**Task description**
Look through the lines below and extract any with the word "visible".

**Data to use**

########################################

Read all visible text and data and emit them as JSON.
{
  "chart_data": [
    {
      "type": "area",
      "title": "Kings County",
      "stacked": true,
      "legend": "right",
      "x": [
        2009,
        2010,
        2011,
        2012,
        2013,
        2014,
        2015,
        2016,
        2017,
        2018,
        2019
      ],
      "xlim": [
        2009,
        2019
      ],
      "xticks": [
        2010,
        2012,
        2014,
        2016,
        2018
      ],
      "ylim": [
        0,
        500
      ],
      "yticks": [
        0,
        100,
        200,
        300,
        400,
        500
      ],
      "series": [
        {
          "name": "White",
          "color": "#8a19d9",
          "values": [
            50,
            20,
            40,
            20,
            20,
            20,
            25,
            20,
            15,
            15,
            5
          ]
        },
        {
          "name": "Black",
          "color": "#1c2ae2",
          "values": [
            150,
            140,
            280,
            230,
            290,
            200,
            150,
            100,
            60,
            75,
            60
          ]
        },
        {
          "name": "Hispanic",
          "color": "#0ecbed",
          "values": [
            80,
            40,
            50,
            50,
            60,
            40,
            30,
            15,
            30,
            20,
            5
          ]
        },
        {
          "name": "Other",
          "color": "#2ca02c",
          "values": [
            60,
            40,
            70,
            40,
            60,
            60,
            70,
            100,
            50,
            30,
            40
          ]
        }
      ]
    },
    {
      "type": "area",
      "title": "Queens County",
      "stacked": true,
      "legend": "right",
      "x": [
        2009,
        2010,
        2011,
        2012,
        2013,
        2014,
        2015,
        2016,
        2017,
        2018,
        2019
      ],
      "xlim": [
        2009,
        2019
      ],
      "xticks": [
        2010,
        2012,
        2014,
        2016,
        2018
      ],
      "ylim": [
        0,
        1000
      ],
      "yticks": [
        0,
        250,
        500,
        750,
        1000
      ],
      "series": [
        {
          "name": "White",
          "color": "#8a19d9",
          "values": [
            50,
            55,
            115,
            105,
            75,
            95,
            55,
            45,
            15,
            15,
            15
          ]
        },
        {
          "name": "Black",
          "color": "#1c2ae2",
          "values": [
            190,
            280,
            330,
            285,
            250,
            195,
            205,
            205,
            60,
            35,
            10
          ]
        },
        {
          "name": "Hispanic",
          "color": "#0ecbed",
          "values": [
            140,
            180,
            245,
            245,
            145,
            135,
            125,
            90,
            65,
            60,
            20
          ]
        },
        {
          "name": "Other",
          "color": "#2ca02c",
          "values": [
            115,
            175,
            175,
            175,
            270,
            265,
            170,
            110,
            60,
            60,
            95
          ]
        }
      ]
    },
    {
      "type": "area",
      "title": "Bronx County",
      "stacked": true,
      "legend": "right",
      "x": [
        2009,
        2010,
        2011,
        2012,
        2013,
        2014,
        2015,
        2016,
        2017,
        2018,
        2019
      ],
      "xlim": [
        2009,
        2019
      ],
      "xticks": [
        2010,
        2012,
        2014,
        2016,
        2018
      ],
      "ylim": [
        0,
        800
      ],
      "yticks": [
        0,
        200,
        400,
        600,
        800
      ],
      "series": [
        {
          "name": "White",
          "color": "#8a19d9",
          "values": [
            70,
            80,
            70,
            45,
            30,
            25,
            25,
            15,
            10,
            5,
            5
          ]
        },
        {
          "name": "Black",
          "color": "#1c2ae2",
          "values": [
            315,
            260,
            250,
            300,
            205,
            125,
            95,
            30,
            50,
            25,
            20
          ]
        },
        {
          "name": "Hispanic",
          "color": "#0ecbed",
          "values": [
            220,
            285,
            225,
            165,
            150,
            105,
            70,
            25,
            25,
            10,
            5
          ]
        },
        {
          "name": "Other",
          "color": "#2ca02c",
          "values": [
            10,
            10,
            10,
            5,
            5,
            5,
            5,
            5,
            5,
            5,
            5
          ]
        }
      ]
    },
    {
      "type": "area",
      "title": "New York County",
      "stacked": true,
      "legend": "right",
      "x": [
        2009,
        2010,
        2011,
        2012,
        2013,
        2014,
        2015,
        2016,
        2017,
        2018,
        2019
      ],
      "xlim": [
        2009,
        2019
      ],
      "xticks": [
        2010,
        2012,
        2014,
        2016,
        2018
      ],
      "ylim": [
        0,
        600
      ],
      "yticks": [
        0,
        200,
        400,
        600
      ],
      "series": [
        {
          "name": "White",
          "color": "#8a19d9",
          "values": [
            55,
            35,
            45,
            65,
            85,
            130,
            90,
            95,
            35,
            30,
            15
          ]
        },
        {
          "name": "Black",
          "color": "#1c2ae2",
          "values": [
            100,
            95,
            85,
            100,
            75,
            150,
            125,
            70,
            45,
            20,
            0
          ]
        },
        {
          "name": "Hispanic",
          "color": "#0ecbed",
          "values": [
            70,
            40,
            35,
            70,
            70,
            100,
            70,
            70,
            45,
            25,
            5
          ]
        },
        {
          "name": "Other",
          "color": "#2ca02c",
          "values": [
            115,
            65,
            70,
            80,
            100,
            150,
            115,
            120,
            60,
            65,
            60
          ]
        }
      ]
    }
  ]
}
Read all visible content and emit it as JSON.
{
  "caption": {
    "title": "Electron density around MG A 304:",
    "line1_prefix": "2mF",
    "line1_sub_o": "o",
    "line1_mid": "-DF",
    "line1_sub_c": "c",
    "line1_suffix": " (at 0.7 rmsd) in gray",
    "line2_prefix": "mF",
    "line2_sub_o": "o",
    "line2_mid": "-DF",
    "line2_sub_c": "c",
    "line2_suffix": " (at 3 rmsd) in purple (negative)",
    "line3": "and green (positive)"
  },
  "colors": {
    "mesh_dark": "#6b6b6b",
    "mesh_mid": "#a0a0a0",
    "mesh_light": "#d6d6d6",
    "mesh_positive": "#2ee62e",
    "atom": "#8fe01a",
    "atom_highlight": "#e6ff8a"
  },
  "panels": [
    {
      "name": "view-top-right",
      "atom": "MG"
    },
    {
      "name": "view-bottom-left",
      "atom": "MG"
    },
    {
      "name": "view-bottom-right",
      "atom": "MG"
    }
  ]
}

########################################

**The solution**
Read all visible text and data and emit them as JSON.
Read all visible content and emit it as JSON.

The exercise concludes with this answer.